* [The problem]:
Extract each line of the data and write it out again exactly.
++++
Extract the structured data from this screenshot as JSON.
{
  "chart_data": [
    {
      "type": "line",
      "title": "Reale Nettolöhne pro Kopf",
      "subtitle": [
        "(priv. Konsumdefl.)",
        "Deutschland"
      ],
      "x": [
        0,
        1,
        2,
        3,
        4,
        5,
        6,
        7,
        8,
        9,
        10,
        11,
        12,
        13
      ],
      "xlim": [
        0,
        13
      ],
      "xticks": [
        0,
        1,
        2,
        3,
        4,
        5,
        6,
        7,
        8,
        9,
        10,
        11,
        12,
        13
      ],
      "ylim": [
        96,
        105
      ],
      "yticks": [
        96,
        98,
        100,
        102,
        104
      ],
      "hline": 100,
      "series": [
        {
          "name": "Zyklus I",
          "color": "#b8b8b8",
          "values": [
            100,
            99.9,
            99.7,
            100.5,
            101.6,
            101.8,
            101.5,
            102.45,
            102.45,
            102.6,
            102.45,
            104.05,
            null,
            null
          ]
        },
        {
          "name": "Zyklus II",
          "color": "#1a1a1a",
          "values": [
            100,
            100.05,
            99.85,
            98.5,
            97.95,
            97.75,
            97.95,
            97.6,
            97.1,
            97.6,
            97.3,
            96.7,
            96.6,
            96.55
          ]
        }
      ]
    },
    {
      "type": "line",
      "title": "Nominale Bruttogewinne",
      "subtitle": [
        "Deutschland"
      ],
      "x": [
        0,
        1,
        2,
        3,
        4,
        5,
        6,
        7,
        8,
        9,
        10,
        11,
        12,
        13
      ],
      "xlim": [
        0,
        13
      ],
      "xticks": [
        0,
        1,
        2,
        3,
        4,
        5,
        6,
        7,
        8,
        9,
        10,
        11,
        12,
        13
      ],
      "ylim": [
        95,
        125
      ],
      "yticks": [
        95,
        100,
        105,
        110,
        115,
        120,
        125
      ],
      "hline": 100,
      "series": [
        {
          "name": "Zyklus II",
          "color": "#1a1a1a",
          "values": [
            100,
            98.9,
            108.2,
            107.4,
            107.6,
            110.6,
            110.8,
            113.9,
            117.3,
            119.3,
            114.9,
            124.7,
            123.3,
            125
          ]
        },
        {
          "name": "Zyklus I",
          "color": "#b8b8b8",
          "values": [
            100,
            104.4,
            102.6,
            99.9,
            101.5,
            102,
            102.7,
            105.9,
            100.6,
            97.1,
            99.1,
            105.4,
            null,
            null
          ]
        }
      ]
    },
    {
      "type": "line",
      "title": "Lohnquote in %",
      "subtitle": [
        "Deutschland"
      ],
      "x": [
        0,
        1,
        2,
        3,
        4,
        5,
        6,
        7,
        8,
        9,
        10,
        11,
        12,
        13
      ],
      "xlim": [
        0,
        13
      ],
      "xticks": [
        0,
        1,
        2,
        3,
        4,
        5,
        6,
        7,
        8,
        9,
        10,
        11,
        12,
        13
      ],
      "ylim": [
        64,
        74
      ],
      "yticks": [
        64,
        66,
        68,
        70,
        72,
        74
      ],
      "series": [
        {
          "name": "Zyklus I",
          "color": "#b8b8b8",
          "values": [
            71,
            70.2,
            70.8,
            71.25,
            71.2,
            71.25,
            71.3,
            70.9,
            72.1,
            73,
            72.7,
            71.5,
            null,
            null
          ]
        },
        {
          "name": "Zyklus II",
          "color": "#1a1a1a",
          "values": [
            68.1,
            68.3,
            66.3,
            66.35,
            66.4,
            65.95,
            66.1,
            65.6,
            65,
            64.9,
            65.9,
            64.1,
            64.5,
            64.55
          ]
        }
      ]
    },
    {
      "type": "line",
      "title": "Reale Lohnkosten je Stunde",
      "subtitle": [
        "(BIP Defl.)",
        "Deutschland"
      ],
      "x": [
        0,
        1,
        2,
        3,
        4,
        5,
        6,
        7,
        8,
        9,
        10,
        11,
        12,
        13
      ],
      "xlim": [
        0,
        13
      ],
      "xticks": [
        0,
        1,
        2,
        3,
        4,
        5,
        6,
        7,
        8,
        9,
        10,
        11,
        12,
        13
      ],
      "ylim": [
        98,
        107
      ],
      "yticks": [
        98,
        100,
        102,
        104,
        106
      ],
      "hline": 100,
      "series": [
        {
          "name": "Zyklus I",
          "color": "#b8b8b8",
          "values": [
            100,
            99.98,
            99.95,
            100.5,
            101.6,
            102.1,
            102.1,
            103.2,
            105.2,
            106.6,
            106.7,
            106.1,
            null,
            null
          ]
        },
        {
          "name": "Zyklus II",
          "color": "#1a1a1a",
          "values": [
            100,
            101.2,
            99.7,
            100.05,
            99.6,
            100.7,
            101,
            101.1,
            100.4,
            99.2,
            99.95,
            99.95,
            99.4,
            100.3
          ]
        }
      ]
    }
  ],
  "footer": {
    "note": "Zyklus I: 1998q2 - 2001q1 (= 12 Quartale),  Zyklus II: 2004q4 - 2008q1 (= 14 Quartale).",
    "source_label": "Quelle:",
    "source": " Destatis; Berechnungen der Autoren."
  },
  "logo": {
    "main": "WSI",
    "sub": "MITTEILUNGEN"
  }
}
++++
* [Exercise solution]:
Extract the structured data from this screenshot as JSON.
{
  "chart_data": [
    {
      "type": "line",
      "title": "Reale Nettolöhne pro Kopf",
      "subtitle": [
        "(priv. Konsumdefl.)",
        "Deutschland"
      ],
      "x": [
        0,
        1,
        2,
        3,
        4,
        5,
        6,
        7,
        8,
        9,
        10,
        11,
        12,
        13
      ],
      "xlim": [
        0,
        13
      ],
      "xticks": [
        0,
        1,
        2,
        3,
        4,
        5,
        6,
        7,
        8,
        9,
        10,
        11,
        12,
        13
      ],
      "ylim": [
        96,
        105
      ],
      "yticks": [
        96,
        98,
        100,
        102,
        104
      ],
      "hline": 100,
      "series": [
        {
          "name": "Zyklus I",
          "color": "#b8b8b8",
          "values": [
            100,
            99.9,
            99.7,
            100.5,
            101.6,
            101.8,
            101.5,
            102.45,
            102.45,
            102.6,
            102.45,
            104.05,
            null,
            null
          ]
        },
        {
          "name": "Zyklus II",
          "color": "#1a1a1a",
          "values": [
            100,
            100.05,
            99.85,
            98.5,
            97.95,
            97.75,
            97.95,
            97.6,
            97.1,
            97.6,
            97.3,
            96.7,
            96.6,
            96.55
          ]
        }
      ]
    },
    {
      "type": "line",
      "title": "Nominale Bruttogewinne",
      "subtitle": [
        "Deutschland"
      ],
      "x": [
        0,
        1,
        2,
        3,
        4,
        5,
        6,
        7,
        8,
        9,
        10,
        11,
        12,
        13
      ],
      "xlim": [
        0,
        13
      ],
      "xticks": [
        0,
        1,
        2,
        3,
        4,
        5,
        6,
        7,
        8,
        9,
        10,
        11,
        12,
        13
      ],
      "ylim": [
        95,
        125
      ],
      "yticks": [
        95,
        100,
        105,
        110,
        115,
        120,
        125
      ],
      "hline": 100,
      "series": [
        {
          "name": "Zyklus II",
          "color": "#1a1a1a",
          "values": [
            100,
            98.9,
            108.2,
            107.4,
            107.6,
            110.6,
            110.8,
            113.9,
            117.3,
            119.3,
            114.9,
            124.7,
            123.3,
            125
          ]
        },
        {
          "name": "Zyklus I",
          "color": "#b8b8b8",
          "values": [
            100,
            104.4,
            102.6,
            99.9,
            101.5,
            102,
            102.7,
            105.9,
            100.6,
            97.1,
            99.1,
            105.4,
            null,
            null
          ]
        }
      ]
    },
    {
      "type": "line",
      "title": "Lohnquote in %",
      "subtitle": [
        "Deutschland"
      ],
      "x": [
        0,
        1,
        2,
        3,
        4,
        5,
        6,
        7,
        8,
        9,
        10,
        11,
        12,
        13
      ],
      "xlim": [
        0,
        13
      ],
      "xticks": [
        0,
        1,
        2,
        3,
        4,
        5,
        6,
        7,
        8,
        9,
        10,
        11,
        12,
        13
      ],
      "ylim": [
        64,
        74
      ],
      "yticks": [
        64,
        66,
        68,
        70,
        72,
        74
      ],
      "series": [
        {
          "name": "Zyklus I",
          "color": "#b8b8b8",
          "values": [
            71,
            70.2,
            70.8,
            71.25,
            71.2,
            71.25,
            71.3,
            70.9,
            72.1,
            73,
            72.7,
            71.5,
            null,
            null
          ]
        },
        {
          "name": "Zyklus II",
          "color": "#1a1a1a",
          "values": [
            68.1,
            68.3,
            66.3,
            66.35,
            66.4,
            65.95,
            66.1,
            65.6,
            65,
            64.9,
            65.9,
            64.1,
            64.5,
            64.55
          ]
        }
      ]
    },
    {
      "type": "line",
      "title": "Reale Lohnkosten je Stunde",
      "subtitle": [
        "(BIP Defl.)",
        "Deutschland"
      ],
      "x": [
        0,
        1,
        2,
        3,
        4,
        5,
        6,
        7,
        8,
        9,
        10,
        11,
        12,
        13
      ],
      "xlim": [
        0,
        13
      ],
      "xticks": [
        0,
        1,
        2,
        3,
        4,
        5,
        6,
        7,
        8,
        9,
        10,
        11,
        12,
        13
      ],
      "ylim": [
        98,
        107
      ],
      "yticks": [
        98,
        100,
        102,
        104,
        106
      ],
      "hline": 100,
      "series": [
        {
          "name": "Zyklus I",
          "color": "#b8b8b8",
          "values": [
            100,
            99.98,
            99.95,
            100.5,
            101.6,
            102.1,
            102.1,
            103.2,
            105.2,
            106.6,
            106.7,
            106.1,
            null,
            null
          ]
        },
        {
          "name": "Zyklus II",
          "color": "#1a1a1a",
          "values": [
            100,
            101.2,
            99.7,
            100.05,
            99.6,
            100.7,
            101,
            101.1,
            100.4,
            99.2,
            99.95,
            99.95,
            99.4,
            100.3
          ]
        }
      ]
    }
  ],
  "footer": {
    "note": "Zyklus I: 1998q2 - 2001q1 (= 12 Quartale),  Zyklus II: 2004q4 - 2008q1 (= 14 Quartale).",
    "source_label": "Quelle:",
    "source": " Destatis; Berechnungen der Autoren."
  },
  "logo": {
    "main": "WSI",
    "sub": "MITTEILUNGEN"
  }
}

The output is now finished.